:: PROBLEM ::
Pull out every line with the word "type" from the entries below.

:: GIVEN INFORMATION ::
□ □ □ □ □

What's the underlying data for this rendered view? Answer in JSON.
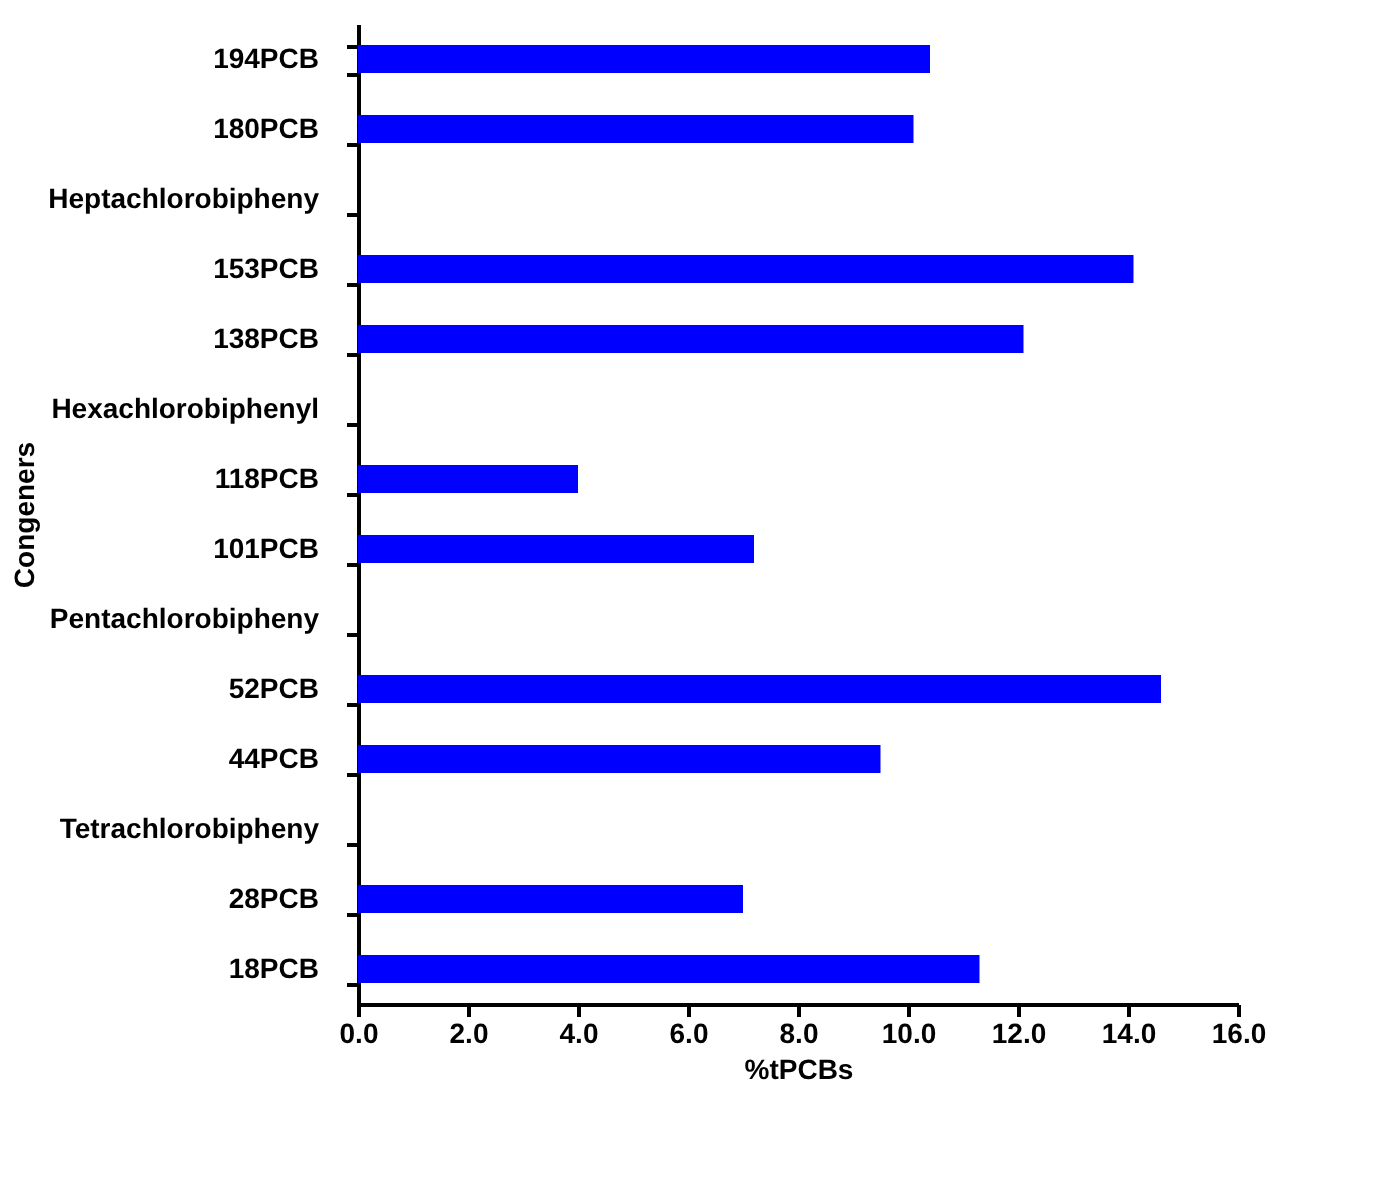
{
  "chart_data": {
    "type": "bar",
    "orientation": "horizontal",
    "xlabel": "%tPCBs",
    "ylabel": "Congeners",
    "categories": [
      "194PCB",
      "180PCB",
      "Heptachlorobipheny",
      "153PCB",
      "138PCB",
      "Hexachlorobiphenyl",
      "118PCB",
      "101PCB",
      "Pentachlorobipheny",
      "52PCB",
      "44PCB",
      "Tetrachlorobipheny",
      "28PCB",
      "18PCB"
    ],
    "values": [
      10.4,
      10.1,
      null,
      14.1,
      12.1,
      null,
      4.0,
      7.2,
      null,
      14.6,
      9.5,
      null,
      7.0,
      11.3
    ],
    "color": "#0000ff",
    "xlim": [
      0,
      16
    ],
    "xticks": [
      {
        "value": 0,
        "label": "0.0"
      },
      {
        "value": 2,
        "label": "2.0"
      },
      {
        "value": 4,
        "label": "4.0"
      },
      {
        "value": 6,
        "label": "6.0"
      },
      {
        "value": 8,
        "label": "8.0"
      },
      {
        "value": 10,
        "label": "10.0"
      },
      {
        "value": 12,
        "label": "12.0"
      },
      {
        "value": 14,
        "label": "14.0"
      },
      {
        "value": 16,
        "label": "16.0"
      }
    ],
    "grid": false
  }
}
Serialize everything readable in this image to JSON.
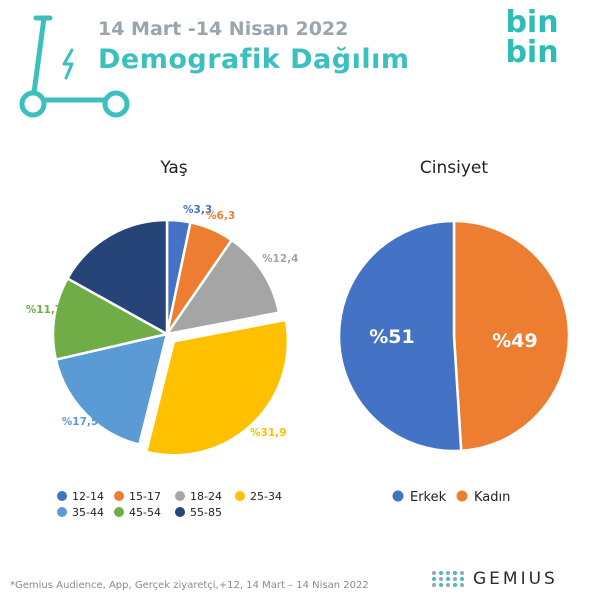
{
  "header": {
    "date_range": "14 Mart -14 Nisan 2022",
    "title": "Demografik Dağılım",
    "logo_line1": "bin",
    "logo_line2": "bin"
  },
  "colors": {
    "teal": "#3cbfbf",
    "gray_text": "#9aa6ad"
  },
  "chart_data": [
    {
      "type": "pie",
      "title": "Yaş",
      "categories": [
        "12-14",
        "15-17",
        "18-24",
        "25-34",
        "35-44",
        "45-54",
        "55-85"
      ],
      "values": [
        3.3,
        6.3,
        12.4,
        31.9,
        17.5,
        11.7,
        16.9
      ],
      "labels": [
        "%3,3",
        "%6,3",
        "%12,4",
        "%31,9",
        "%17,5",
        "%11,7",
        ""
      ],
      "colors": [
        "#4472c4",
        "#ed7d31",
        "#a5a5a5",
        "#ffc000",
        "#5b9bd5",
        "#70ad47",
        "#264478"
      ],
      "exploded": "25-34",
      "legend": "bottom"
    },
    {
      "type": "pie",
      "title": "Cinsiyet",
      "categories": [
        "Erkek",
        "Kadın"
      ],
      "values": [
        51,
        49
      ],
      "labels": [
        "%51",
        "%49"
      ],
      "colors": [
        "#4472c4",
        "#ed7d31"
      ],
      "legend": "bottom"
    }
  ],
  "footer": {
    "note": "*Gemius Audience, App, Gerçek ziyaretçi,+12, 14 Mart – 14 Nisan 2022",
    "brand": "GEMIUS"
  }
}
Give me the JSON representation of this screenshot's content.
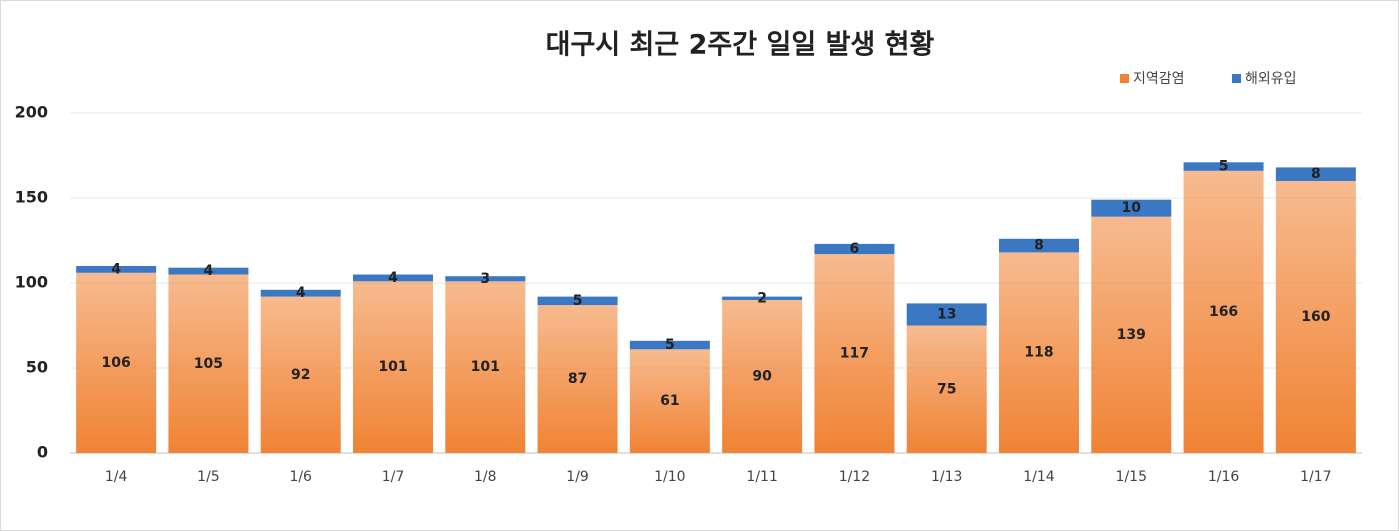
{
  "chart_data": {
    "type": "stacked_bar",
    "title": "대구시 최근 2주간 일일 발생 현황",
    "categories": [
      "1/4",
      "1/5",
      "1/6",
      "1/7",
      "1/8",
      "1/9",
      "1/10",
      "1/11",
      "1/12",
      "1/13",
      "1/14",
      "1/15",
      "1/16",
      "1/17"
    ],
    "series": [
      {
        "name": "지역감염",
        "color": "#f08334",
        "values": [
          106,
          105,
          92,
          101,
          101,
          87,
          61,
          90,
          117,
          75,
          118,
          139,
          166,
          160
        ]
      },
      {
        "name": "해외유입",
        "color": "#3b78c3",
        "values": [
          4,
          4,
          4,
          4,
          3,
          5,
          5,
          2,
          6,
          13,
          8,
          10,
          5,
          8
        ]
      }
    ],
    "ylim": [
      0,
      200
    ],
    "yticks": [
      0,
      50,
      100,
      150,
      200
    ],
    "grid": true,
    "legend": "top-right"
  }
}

□ □ □ □ □

:: RESPONSE ::
    "type": "bar",
      "type": "pie",
      "type": "pie",
    "type": "stacked_bar",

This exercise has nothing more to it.